● Supplied text
----------

Constituency details
- Country: India
- Region: Central India
- State: Madhya Pradesh
- District: Niwari
- Lok Sabha constituency: Tikamgarh
- Established: 1951
- Reservation: None

Member of Legislative Assembly
- 16th Madhya Pradesh Legislative Assembly
- Incumbent Nitendra Singh Rathore
- Party: Indian National Congress
- Elected year: 2023
- Preceded by: Shishupal Yadav

= Prithvipur Assembly constituency =

Assembly constituency in Madhya Pradesh

Prithvipur Assembly constituency is one of the 230 Vidhan Sabha (Legislative Assembly) constituencies of Madhya Pradesh state in central India. Initially, it came into existence in 1951 as one of the 48 Vidhan Sabha constituencies of the erstwhile Vindhya Pradesh state, but it was abolished in 1956. This constituency again came into existence in 2008, following the delimitation of the legislative assembly constituencies.
Prithvipur is small town of Bundelkhand.

==Overview==
Prithvipur (constituency number 45) is one of the 5 Vidhan Sabha constituencies located in Niwari District. This constituency covers the Prithvipur and Jeron Khalsa nagar panchayats and parts of Jatara and Prithvipur tehsils of the district.

Prithivpur is part of Tikamgarh Lok Sabha constituency along with seven other Vidhan Sabha segments, namely, Tikamgarh, Jatara, Niwari and Khargapur in this district and Maharajpur, Chhatarpur and Bijawar in Chhatarpur district.

----------

● Item position entries
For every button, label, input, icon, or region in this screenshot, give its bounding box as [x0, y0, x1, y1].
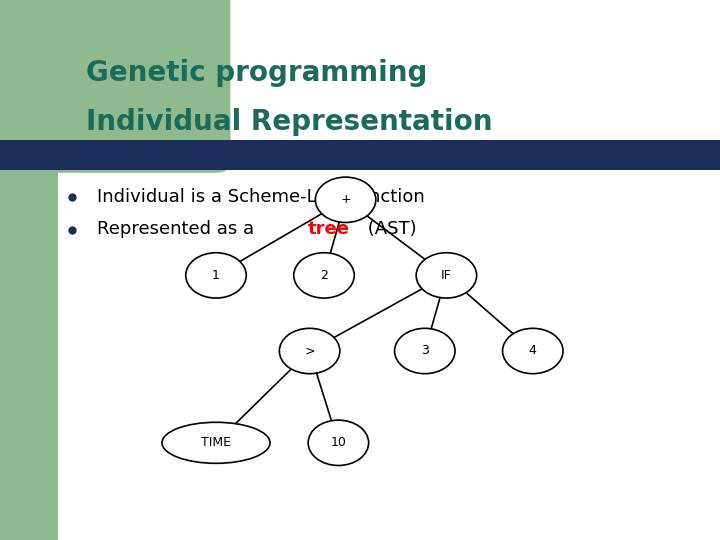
Circle shape	[308, 420, 369, 465]
Circle shape	[395, 328, 455, 374]
FancyBboxPatch shape	[0, 140, 720, 170]
FancyBboxPatch shape	[43, 0, 230, 173]
Text: +: +	[341, 193, 351, 206]
Text: 10: 10	[330, 436, 346, 449]
Circle shape	[294, 253, 354, 298]
Circle shape	[503, 328, 563, 374]
Circle shape	[315, 177, 376, 222]
Text: >: >	[305, 345, 315, 357]
Text: 3: 3	[421, 345, 428, 357]
Text: Individual is a Scheme-Like Function: Individual is a Scheme-Like Function	[97, 188, 425, 206]
Text: IF: IF	[441, 269, 451, 282]
Text: tree: tree	[307, 220, 349, 239]
Circle shape	[416, 253, 477, 298]
Circle shape	[186, 253, 246, 298]
Text: 2: 2	[320, 269, 328, 282]
Ellipse shape	[162, 422, 270, 463]
Text: 1: 1	[212, 269, 220, 282]
Text: Represented as a: Represented as a	[97, 220, 260, 239]
Text: Individual Representation: Individual Representation	[86, 107, 493, 136]
Text: (AST): (AST)	[361, 220, 416, 239]
FancyBboxPatch shape	[0, 0, 58, 540]
Text: TIME: TIME	[201, 436, 231, 449]
Text: Genetic programming: Genetic programming	[86, 59, 428, 87]
Text: 4: 4	[529, 345, 536, 357]
Circle shape	[279, 328, 340, 374]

----------

● Given task 1
Print the passage of the Prithvipur constituency text from "Prithvipur Assembly constituency is" to "legislative assembly constituencies." with no changes.
● Given task 2
Answer these questions from the Prithvipur constituency text:
(a) Which party does the incumbent member belong to?
(b) In what year was the constituency abolished?
(c) What is Prithvipur's constituency number?

● Finished answer 1
Prithvipur Assembly constituency is one of the 230 Vidhan Sabha (Legislative Assembly) constituencies of Madhya Pradesh state in central India. Initially, it came into existence in 1951 as one of the 48 Vidhan Sabha constituencies of the erstwhile Vindhya Pradesh state, but it was abolished in 1956. This constituency again came into existence in 2008, following the delimitation of the legislative assembly constituencies.

● Finished answer 2
(a) Indian National Congress
(b) 1956
(c) 45